Tally the lines that contain the string "content" and give the number by itself.

+++++

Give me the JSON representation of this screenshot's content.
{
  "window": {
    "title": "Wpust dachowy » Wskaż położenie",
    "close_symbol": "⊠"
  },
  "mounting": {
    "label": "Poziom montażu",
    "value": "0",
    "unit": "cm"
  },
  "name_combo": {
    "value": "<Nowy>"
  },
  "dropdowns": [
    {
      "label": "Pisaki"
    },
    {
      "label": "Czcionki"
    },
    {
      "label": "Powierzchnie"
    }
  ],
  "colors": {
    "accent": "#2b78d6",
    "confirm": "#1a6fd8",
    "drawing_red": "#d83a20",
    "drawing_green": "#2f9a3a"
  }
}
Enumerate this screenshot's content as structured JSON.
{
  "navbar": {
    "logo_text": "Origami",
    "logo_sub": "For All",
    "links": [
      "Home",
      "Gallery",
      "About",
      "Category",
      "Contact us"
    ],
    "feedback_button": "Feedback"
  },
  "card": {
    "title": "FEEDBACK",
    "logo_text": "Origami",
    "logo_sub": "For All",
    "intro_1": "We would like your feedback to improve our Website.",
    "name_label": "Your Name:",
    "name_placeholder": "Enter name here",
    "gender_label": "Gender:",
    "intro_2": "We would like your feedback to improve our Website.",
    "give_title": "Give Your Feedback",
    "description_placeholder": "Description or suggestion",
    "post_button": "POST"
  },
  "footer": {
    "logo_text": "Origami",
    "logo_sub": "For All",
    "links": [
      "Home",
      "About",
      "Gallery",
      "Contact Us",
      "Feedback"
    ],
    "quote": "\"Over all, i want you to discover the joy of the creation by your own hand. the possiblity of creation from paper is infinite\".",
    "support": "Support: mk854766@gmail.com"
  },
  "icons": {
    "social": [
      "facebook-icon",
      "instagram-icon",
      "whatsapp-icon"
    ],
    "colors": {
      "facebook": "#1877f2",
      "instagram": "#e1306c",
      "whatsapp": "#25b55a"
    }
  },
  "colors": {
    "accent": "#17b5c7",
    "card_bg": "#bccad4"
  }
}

+++++

EXERCISE RESULT
2